* _What you are asked to do_:
Pick out each line in the listing below that contains the string "Load", and copy those lines.

Stored entries
%%

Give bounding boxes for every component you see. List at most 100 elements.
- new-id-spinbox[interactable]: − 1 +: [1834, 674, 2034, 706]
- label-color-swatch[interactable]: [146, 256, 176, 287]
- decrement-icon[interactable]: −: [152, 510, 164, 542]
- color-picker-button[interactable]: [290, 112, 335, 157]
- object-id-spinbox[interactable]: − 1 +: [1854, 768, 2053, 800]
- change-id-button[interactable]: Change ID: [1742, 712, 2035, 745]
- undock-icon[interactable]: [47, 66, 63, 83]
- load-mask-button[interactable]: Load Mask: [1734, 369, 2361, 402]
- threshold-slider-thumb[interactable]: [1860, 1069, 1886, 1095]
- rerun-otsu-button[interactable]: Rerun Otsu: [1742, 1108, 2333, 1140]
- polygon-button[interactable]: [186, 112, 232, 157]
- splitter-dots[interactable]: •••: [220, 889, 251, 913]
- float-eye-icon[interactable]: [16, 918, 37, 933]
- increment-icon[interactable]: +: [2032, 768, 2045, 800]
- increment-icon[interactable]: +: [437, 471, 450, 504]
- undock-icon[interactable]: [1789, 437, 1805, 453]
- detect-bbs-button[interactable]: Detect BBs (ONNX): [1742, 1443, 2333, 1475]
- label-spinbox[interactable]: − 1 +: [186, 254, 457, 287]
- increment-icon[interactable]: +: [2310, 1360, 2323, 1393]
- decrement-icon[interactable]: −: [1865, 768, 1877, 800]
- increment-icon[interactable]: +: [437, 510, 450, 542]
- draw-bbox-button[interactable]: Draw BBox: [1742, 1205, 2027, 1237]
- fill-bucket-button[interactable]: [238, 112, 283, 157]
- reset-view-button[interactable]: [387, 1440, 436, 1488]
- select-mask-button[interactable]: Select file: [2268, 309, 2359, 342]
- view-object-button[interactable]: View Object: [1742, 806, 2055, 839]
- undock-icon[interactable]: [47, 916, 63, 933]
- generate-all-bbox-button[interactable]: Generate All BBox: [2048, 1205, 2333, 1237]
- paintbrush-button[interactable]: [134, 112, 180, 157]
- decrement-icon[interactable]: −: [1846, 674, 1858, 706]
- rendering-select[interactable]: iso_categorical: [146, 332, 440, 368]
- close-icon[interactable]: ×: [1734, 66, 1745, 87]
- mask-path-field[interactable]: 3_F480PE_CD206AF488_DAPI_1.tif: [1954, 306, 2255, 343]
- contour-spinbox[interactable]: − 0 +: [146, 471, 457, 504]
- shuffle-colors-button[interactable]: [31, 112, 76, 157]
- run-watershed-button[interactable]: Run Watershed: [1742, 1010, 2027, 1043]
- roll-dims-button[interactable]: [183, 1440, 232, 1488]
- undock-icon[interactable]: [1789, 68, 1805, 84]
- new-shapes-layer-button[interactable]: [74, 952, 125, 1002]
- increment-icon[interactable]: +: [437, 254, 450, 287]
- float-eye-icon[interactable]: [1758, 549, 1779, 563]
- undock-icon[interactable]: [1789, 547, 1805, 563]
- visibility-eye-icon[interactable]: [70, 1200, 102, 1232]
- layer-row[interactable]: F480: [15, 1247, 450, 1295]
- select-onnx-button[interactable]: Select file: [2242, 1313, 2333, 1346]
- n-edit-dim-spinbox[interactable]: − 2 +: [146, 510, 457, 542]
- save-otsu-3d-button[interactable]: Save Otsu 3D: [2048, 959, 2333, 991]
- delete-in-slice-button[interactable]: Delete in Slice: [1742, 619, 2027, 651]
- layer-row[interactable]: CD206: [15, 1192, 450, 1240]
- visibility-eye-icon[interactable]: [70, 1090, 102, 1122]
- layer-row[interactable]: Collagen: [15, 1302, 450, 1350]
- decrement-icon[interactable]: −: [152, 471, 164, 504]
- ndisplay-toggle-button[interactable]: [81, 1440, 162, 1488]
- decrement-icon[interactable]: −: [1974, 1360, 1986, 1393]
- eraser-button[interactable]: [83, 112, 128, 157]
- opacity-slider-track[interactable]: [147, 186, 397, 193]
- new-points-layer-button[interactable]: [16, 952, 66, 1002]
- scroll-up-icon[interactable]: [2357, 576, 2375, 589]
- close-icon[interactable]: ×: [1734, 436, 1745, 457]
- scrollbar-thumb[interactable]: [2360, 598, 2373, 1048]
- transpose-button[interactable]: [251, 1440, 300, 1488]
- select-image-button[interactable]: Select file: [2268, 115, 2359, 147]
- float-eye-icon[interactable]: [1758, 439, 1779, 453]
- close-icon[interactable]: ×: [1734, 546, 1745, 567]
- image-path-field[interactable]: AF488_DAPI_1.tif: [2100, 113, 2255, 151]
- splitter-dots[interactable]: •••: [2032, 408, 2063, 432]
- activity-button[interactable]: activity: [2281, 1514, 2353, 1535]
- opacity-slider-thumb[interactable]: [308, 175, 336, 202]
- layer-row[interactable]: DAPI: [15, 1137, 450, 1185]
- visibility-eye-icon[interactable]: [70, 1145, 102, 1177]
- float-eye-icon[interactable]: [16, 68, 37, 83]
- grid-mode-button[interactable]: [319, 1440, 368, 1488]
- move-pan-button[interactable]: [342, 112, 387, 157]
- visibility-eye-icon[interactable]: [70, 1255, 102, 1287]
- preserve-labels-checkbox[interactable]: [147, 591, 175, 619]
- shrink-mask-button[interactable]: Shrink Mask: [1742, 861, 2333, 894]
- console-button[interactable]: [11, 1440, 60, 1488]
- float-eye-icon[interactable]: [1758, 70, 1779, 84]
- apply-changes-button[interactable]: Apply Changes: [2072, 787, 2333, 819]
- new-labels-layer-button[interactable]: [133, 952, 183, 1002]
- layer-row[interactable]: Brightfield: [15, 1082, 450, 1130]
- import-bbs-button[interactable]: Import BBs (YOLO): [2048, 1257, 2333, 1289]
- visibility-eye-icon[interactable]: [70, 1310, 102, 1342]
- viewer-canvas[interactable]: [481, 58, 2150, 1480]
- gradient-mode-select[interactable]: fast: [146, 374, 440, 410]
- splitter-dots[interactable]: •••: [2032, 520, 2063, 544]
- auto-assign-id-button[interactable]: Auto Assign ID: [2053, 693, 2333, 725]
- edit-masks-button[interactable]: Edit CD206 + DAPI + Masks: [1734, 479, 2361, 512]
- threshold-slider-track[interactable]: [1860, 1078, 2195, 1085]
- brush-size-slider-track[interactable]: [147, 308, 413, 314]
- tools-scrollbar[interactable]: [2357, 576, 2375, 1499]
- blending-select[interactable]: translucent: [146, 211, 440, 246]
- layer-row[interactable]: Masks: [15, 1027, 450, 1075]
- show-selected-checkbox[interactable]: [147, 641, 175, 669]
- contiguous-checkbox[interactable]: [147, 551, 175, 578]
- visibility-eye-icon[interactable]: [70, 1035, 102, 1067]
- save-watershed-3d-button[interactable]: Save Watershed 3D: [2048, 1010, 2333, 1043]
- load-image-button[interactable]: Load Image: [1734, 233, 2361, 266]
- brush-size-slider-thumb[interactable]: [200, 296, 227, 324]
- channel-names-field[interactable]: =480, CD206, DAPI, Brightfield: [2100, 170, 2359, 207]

%%

* _Expected answer_:
- load-mask-button[interactable]: Load Mask: [1734, 369, 2361, 402]
- load-image-button[interactable]: Load Image: [1734, 233, 2361, 266]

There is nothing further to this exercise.